[Begin Passage shown]

No, the suspicion around many parts is that Loria fired Redmond and realized that he was now paying two guys not to manage. And seeing as Loria loves his money like he loves few other things (the money of the taxpaying citizens of the greater Miami area being the only one that leaps to mind), he decided he was going to dunk Jennings - already under contract - into the role so he wouldn't have to pay a third manager.

That being said, it seems a shame that Loria went immediately for his GM as a replacement. There were any number of other possibilities lurking around the Marlins' organization who could also have served, and might have benefitted from a more lengthy search process. Consider:


  • Well-regarded veteran first base coach Perry Hill
  • Well-regarded veteran pitching coach Chuck Hernandez
  • New Orleans Zephyrs manager Andy Haines, with nearly a decade of minor league managerial experience
  • A-ball hitting coach for the Greensboro Grasshoppers Luis Quinones, whom I have roughly 3000 baseball cards of
  • Former franchise legend Ivan Rodriguez
  • Former legendary baseball player who briefly was a Marlin Andre Dawson
  • Franchise mascot Billy the Marlin
  • The late naturalist and TV show host Marlin Perkins, who's working cheap these days 
  • The rotating dolphin sculpture in center field
  • The beer vendor who works section 19
  • Some guy they caught hanging around the stadium trying to cadge tickets
  • Lori himself, though he's probably the least qualified candidate of the lot. And that includes the sculpture.

[End Passage shown]

_Challenge a_
In two sentences, summarize the passage about the Marlins' managerial change.
The passage and the records are unrelated material.

[Begin Task inputs]

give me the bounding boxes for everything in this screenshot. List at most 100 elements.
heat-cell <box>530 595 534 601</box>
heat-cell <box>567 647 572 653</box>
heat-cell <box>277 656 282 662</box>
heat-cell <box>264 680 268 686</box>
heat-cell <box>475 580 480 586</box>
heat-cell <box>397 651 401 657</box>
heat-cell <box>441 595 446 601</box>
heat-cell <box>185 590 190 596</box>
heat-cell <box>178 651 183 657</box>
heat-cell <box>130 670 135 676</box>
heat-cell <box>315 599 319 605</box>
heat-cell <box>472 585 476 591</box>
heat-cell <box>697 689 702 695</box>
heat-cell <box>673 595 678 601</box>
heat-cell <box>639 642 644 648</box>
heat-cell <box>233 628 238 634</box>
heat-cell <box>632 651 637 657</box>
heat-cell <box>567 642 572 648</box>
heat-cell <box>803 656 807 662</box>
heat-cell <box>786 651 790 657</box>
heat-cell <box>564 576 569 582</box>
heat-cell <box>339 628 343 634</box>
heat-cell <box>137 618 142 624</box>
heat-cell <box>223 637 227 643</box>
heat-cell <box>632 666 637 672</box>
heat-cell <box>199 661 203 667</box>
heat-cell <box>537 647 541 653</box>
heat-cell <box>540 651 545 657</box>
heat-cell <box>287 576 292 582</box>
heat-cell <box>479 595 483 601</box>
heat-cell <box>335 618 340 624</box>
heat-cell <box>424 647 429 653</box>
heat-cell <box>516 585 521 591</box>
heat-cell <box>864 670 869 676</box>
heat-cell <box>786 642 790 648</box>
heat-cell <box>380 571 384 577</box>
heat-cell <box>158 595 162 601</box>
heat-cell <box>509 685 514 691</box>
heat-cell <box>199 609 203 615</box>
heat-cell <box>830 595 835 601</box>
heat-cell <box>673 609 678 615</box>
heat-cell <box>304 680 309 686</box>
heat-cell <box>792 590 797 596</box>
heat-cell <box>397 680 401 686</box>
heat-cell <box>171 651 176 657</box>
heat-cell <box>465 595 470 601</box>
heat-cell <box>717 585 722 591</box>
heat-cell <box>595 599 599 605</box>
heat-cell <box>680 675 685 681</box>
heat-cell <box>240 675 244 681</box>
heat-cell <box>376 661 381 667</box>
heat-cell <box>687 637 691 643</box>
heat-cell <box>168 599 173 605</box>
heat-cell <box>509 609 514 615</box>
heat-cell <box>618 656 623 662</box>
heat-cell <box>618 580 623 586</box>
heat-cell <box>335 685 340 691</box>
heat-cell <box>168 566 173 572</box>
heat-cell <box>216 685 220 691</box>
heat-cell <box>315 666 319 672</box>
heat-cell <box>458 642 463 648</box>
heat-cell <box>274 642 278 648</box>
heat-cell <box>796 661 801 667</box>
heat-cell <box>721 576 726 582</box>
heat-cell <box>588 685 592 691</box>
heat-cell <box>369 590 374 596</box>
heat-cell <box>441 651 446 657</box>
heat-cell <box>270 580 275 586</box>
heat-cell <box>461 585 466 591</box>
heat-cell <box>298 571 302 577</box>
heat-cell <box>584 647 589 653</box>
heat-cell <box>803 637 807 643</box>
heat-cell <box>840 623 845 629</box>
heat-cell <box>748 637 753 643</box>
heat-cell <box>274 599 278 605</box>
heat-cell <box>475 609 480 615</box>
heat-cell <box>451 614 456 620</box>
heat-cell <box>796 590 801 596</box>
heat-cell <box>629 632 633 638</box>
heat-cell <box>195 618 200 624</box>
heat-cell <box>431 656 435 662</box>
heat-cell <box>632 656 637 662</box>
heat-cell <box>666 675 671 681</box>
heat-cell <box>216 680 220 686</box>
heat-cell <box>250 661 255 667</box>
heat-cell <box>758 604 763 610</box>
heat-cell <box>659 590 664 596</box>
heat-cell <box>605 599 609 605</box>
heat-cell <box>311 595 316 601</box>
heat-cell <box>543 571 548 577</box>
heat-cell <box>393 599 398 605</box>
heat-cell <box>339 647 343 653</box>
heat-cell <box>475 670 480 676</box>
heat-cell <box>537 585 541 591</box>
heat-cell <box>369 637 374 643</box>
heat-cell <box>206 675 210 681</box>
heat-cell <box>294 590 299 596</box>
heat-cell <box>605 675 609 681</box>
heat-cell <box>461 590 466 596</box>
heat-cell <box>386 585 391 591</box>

[End Task inputs]
[Begin Task inputs]

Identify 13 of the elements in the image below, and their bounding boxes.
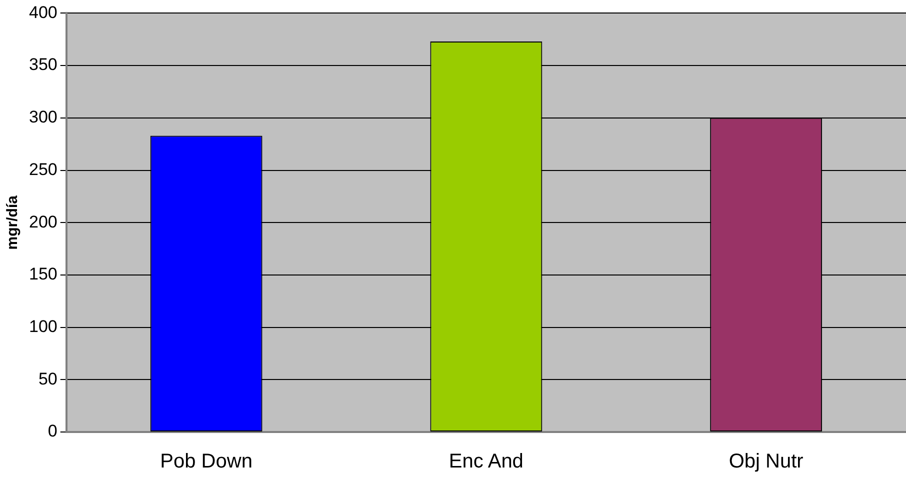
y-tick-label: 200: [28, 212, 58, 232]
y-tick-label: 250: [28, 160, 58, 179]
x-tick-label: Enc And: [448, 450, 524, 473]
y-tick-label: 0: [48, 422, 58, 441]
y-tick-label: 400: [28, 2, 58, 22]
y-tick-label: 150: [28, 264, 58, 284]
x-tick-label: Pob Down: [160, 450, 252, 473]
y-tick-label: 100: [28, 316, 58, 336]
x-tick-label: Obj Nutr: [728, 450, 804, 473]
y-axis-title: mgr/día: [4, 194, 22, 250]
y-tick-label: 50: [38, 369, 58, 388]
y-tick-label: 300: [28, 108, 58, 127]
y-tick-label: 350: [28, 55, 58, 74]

[End Task inputs]
[Begin Task inputs]

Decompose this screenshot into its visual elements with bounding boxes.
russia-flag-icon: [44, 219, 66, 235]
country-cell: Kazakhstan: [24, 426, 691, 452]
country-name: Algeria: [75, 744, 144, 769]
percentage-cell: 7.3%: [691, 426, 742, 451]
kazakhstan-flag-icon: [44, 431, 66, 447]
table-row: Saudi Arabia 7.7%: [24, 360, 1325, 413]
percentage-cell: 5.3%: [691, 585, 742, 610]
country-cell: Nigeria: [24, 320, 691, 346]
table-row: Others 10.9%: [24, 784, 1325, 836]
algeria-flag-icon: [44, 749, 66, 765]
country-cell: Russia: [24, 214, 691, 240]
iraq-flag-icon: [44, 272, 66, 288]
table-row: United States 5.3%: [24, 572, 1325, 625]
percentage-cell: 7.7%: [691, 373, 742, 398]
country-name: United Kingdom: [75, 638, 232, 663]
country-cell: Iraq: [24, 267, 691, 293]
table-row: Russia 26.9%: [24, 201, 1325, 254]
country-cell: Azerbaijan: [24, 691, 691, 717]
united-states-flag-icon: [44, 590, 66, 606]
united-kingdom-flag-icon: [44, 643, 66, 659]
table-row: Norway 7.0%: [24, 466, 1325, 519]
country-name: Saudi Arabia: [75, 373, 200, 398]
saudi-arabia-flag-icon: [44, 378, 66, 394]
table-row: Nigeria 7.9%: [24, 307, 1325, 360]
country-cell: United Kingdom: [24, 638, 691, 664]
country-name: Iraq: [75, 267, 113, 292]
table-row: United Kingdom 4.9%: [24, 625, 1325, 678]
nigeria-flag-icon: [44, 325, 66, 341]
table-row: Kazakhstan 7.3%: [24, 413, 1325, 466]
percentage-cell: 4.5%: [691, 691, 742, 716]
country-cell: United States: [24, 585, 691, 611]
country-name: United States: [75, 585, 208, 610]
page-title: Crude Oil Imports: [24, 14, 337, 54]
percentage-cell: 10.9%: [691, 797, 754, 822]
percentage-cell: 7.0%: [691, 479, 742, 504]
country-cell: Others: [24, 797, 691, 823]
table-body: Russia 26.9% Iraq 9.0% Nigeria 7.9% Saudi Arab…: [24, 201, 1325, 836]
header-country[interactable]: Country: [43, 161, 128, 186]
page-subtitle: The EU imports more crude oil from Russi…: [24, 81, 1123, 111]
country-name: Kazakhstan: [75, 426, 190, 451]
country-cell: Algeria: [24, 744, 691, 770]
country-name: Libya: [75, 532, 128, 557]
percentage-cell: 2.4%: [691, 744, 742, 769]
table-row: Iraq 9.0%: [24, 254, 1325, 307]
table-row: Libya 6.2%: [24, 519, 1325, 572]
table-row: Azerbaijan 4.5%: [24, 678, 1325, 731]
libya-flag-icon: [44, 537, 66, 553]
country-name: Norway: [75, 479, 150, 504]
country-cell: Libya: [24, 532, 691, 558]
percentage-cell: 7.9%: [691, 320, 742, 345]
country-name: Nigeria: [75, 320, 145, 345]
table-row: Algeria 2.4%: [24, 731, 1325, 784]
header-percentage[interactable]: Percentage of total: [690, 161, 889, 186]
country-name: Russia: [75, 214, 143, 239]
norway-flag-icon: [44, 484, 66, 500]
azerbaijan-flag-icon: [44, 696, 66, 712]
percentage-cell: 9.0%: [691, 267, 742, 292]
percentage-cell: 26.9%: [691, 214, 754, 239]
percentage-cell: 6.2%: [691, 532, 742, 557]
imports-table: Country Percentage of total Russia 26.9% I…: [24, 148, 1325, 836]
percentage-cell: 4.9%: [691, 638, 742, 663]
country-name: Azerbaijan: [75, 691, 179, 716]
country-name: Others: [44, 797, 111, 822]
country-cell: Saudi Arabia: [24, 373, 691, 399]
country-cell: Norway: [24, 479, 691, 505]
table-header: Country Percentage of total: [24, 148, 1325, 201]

[End Task inputs]

_Challenge b_
Duplicate the records from the line with "Decompose this screenshot" up to and including the line with "country-cell: Algeria: [24, 744, 691, 770]".

_Correct response a_
The passage says the suspicion is that Loria fired Redmond and, not wanting to pay a third manager, moved Jennings, who was already under contract, into the role. It calls it a shame that Loria went straight to his GM and lists other possible replacements, from coaches Perry Hill and Chuck Hernandez and minor league manager Andy Haines to joke candidates such as mascot Billy the Marlin, the rotating dolphin sculpture and the beer vendor in section 19.

_Correct response b_
Decompose this screenshot into its visual elements with bounding boxes.
russia-flag-icon: [44, 219, 66, 235]
country-cell: Kazakhstan: [24, 426, 691, 452]
country-name: Algeria: [75, 744, 144, 769]
percentage-cell: 7.3%: [691, 426, 742, 451]
kazakhstan-flag-icon: [44, 431, 66, 447]
table-row: Saudi Arabia 7.7%: [24, 360, 1325, 413]
percentage-cell: 5.3%: [691, 585, 742, 610]
country-cell: Nigeria: [24, 320, 691, 346]
table-row: Others 10.9%: [24, 784, 1325, 836]
algeria-flag-icon: [44, 749, 66, 765]
country-cell: Russia: [24, 214, 691, 240]
iraq-flag-icon: [44, 272, 66, 288]
table-row: United States 5.3%: [24, 572, 1325, 625]
percentage-cell: 7.7%: [691, 373, 742, 398]
country-name: United Kingdom: [75, 638, 232, 663]
country-cell: Iraq: [24, 267, 691, 293]
table-row: Russia 26.9%: [24, 201, 1325, 254]
country-cell: Azerbaijan: [24, 691, 691, 717]
united-states-flag-icon: [44, 590, 66, 606]
united-kingdom-flag-icon: [44, 643, 66, 659]
table-row: Norway 7.0%: [24, 466, 1325, 519]
country-name: Saudi Arabia: [75, 373, 200, 398]
saudi-arabia-flag-icon: [44, 378, 66, 394]
table-row: Nigeria 7.9%: [24, 307, 1325, 360]
country-cell: United Kingdom: [24, 638, 691, 664]
country-name: Iraq: [75, 267, 113, 292]
table-row: United Kingdom 4.9%: [24, 625, 1325, 678]
nigeria-flag-icon: [44, 325, 66, 341]
table-row: Kazakhstan 7.3%: [24, 413, 1325, 466]
percentage-cell: 4.5%: [691, 691, 742, 716]
country-cell: United States: [24, 585, 691, 611]
country-name: United States: [75, 585, 208, 610]
page-title: Crude Oil Imports: [24, 14, 337, 54]
percentage-cell: 10.9%: [691, 797, 754, 822]
percentage-cell: 7.0%: [691, 479, 742, 504]
country-cell: Others: [24, 797, 691, 823]
table-body: Russia 26.9% Iraq 9.0% Nigeria 7.9% Saudi Arab…: [24, 201, 1325, 836]
header-country[interactable]: Country: [43, 161, 128, 186]
page-subtitle: The EU imports more crude oil from Russi…: [24, 81, 1123, 111]
country-name: Kazakhstan: [75, 426, 190, 451]
country-cell: Algeria: [24, 744, 691, 770]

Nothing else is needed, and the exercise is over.